## Start

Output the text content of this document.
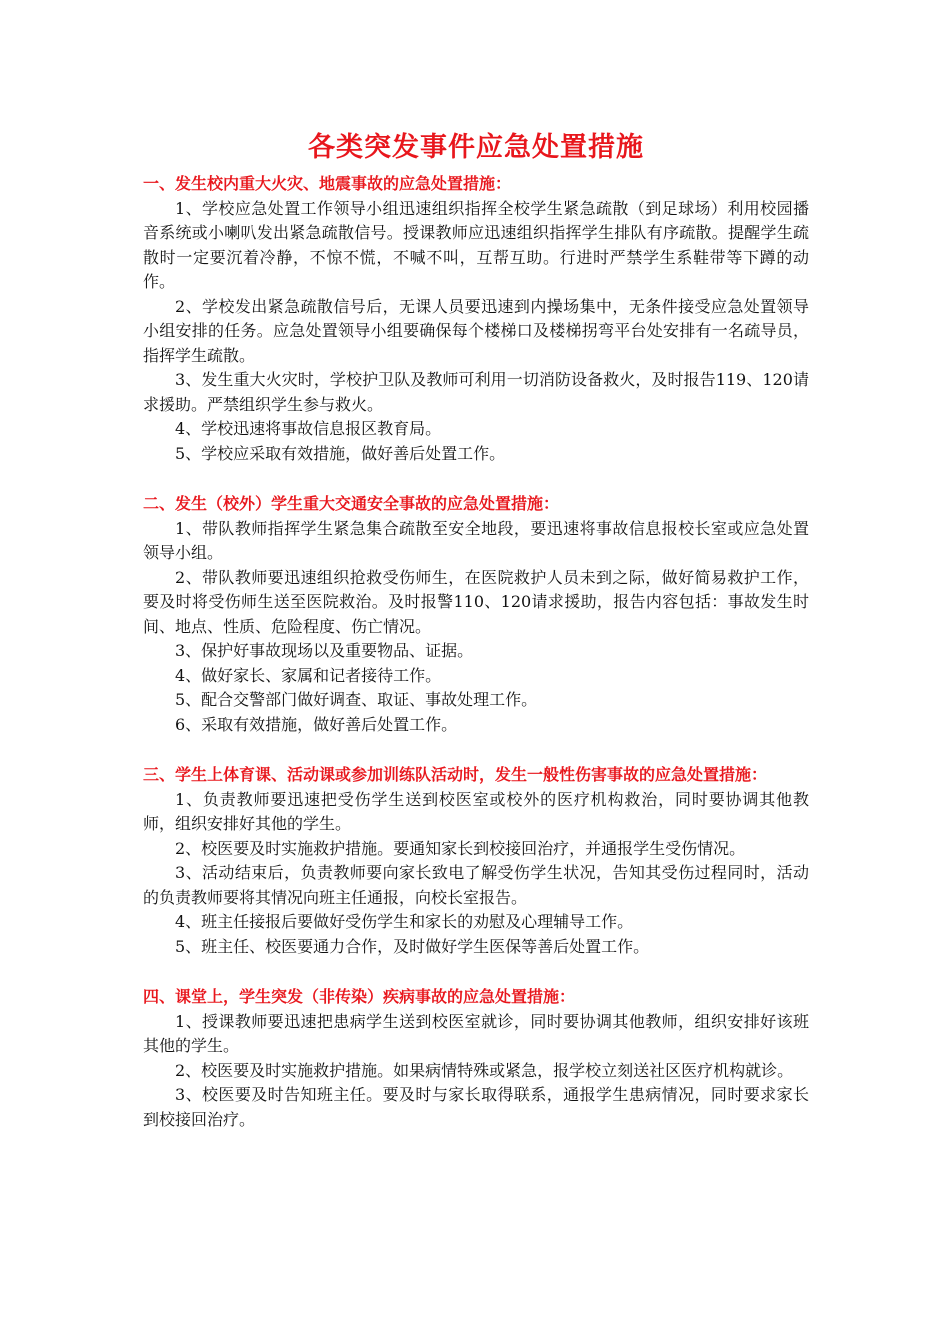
各类突发事件应急处置措施

一、发生校内重大火灾、地震事故的应急处置措施：

1、学校应急处置工作领导小组迅速组织指挥全校学生紧急疏散（到足球场）利用校园播音系统或小喇叭发出紧急疏散信号。授课教师应迅速组织指挥学生排队有序疏散。提醒学生疏散时一定要沉着冷静，不惊不慌，不喊不叫，互帮互助。行进时严禁学生系鞋带等下蹲的动作。

2、学校发出紧急疏散信号后，无课人员要迅速到内操场集中，无条件接受应急处置领导小组安排的任务。应急处置领导小组要确保每个楼梯口及楼梯拐弯平台处安排有一名疏导员，指挥学生疏散。

3、发生重大火灾时，学校护卫队及教师可利用一切消防设备救火，及时报告119、120请求援助。严禁组织学生参与救火。

4、学校迅速将事故信息报区教育局。

5、学校应采取有效措施，做好善后处置工作。

二、发生（校外）学生重大交通安全事故的应急处置措施：

1、带队教师指挥学生紧急集合疏散至安全地段，要迅速将事故信息报校长室或应急处置领导小组。

2、带队教师要迅速组织抢救受伤师生，在医院救护人员未到之际，做好简易救护工作，要及时将受伤师生送至医院救治。及时报警110、120请求援助，报告内容包括：事故发生时间、地点、性质、危险程度、伤亡情况。

3、保护好事故现场以及重要物品、证据。

4、做好家长、家属和记者接待工作。

5、配合交警部门做好调查、取证、事故处理工作。

6、采取有效措施，做好善后处置工作。

三、学生上体育课、活动课或参加训练队活动时，发生一般性伤害事故的应急处置措施：

1、负责教师要迅速把受伤学生送到校医室或校外的医疗机构救治，同时要协调其他教师，组织安排好其他的学生。

2、校医要及时实施救护措施。要通知家长到校接回治疗，并通报学生受伤情况。

3、活动结束后，负责教师要向家长致电了解受伤学生状况，告知其受伤过程同时，活动的负责教师要将其情况向班主任通报，向校长室报告。

4、班主任接报后要做好受伤学生和家长的劝慰及心理辅导工作。

5、班主任、校医要通力合作，及时做好学生医保等善后处置工作。

四、课堂上，学生突发（非传染）疾病事故的应急处置措施：

1、授课教师要迅速把患病学生送到校医室就诊，同时要协调其他教师，组织安排好该班其他的学生。

2、校医要及时实施救护措施。如果病情特殊或紧急，报学校立刻送社区医疗机构就诊。

3、校医要及时告知班主任。要及时与家长取得联系，通报学生患病情况，同时要求家长到校接回治疗。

## End

In this exercise, set down all of the data exactly, without the pictures.

*FINAL ANSWER*.
Output the text content of this document.
各类突发事件应急处置措施

一、发生校内重大火灾、地震事故的应急处置措施：

1、学校应急处置工作领导小组迅速组织指挥全校学生紧急疏散（到足球场）利用校园播音系统或小喇叭发出紧急疏散信号。授课教师应迅速组织指挥学生排队有序疏散。提醒学生疏散时一定要沉着冷静，不惊不慌，不喊不叫，互帮互助。行进时严禁学生系鞋带等下蹲的动作。

2、学校发出紧急疏散信号后，无课人员要迅速到内操场集中，无条件接受应急处置领导小组安排的任务。应急处置领导小组要确保每个楼梯口及楼梯拐弯平台处安排有一名疏导员，指挥学生疏散。

3、发生重大火灾时，学校护卫队及教师可利用一切消防设备救火，及时报告119、120请求援助。严禁组织学生参与救火。

4、学校迅速将事故信息报区教育局。

5、学校应采取有效措施，做好善后处置工作。

二、发生（校外）学生重大交通安全事故的应急处置措施：

1、带队教师指挥学生紧急集合疏散至安全地段，要迅速将事故信息报校长室或应急处置领导小组。

2、带队教师要迅速组织抢救受伤师生，在医院救护人员未到之际，做好简易救护工作，要及时将受伤师生送至医院救治。及时报警110、120请求援助，报告内容包括：事故发生时间、地点、性质、危险程度、伤亡情况。

3、保护好事故现场以及重要物品、证据。

4、做好家长、家属和记者接待工作。

5、配合交警部门做好调查、取证、事故处理工作。

6、采取有效措施，做好善后处置工作。

三、学生上体育课、活动课或参加训练队活动时，发生一般性伤害事故的应急处置措施：

1、负责教师要迅速把受伤学生送到校医室或校外的医疗机构救治，同时要协调其他教师，组织安排好其他的学生。

2、校医要及时实施救护措施。要通知家长到校接回治疗，并通报学生受伤情况。

3、活动结束后，负责教师要向家长致电了解受伤学生状况，告知其受伤过程同时，活动的负责教师要将其情况向班主任通报，向校长室报告。

4、班主任接报后要做好受伤学生和家长的劝慰及心理辅导工作。

5、班主任、校医要通力合作，及时做好学生医保等善后处置工作。

四、课堂上，学生突发（非传染）疾病事故的应急处置措施：

1、授课教师要迅速把患病学生送到校医室就诊，同时要协调其他教师，组织安排好该班其他的学生。

2、校医要及时实施救护措施。如果病情特殊或紧急，报学校立刻送社区医疗机构就诊。

3、校医要及时告知班主任。要及时与家长取得联系，通报学生患病情况，同时要求家长到校接回治疗。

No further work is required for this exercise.